**Exercise details**
Return every line below in which "this" appears.

**Data shown**
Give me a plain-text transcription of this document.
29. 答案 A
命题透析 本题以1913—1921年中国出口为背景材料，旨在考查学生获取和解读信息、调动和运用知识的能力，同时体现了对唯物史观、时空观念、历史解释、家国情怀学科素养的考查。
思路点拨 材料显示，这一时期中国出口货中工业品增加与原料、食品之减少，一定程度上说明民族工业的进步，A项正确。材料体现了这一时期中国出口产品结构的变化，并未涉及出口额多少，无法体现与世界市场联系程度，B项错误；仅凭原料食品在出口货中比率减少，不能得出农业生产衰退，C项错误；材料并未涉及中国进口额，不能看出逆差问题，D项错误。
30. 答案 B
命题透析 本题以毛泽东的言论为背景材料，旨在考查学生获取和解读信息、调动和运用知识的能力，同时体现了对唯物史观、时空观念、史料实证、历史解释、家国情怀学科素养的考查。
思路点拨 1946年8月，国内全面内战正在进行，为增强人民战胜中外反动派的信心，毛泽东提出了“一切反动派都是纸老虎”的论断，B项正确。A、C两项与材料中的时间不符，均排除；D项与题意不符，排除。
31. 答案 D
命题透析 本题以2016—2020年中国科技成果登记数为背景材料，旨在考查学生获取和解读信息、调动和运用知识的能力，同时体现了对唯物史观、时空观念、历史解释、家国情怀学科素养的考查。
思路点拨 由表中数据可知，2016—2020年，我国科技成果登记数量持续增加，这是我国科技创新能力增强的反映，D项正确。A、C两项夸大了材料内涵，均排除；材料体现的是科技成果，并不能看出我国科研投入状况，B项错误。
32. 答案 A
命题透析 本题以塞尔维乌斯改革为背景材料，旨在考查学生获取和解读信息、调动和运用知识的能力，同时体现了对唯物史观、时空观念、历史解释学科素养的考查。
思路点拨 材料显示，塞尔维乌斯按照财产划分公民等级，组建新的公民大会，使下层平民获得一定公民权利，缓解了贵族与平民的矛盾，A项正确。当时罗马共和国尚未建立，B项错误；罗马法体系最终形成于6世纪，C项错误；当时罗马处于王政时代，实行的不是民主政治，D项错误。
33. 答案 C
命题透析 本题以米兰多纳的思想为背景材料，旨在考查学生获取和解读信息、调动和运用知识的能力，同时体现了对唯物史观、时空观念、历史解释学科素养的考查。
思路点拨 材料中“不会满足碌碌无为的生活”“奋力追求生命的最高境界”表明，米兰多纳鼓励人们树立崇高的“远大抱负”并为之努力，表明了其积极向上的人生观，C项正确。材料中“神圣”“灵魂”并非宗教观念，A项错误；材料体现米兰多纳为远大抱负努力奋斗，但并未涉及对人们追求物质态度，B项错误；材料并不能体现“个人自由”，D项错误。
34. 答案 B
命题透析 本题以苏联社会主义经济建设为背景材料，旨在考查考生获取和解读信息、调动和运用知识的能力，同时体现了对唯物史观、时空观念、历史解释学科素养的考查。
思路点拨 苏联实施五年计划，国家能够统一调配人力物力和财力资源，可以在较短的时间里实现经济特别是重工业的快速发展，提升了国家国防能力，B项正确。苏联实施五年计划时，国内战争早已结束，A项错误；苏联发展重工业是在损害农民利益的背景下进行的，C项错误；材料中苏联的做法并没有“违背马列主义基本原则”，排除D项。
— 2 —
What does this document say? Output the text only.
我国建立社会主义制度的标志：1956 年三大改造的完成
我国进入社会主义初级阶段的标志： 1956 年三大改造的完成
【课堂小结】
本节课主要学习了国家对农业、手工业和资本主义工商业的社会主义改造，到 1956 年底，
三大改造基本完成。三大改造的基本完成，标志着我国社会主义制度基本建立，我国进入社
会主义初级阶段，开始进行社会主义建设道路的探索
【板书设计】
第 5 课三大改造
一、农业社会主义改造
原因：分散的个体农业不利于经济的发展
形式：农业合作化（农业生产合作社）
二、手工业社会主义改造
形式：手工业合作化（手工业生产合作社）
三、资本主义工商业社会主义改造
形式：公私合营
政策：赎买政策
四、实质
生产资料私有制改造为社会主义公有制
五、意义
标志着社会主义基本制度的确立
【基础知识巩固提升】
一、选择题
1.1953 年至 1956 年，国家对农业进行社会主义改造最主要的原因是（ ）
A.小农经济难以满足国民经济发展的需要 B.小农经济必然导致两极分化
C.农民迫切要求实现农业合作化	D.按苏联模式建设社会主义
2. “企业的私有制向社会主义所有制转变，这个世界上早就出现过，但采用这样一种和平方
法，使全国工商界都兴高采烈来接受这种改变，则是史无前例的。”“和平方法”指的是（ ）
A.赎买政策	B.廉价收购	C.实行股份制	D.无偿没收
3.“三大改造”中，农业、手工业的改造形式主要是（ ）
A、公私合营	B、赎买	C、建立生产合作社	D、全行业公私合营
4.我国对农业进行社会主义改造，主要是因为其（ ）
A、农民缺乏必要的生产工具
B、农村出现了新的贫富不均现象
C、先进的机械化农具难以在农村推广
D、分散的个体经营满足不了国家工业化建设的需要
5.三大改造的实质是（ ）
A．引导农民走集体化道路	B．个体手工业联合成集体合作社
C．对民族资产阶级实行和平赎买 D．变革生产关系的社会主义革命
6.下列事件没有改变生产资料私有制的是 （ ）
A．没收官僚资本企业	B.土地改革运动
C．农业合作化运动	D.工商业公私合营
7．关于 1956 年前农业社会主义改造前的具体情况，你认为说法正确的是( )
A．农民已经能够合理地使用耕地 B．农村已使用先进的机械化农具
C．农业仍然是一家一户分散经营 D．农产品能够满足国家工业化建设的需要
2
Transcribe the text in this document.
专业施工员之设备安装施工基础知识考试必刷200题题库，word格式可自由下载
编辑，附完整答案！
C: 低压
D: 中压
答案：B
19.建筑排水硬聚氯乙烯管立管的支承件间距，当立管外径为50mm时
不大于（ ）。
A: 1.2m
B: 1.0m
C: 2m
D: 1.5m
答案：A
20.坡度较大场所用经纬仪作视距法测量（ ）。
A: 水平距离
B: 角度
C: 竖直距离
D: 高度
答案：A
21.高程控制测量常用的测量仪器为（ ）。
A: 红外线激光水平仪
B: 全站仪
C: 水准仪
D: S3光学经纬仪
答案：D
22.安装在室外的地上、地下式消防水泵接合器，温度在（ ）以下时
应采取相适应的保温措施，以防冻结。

**In response**
Give me a plain-text transcription of this document.
What does this document say? Output the text only.
Transcribe the text in this document.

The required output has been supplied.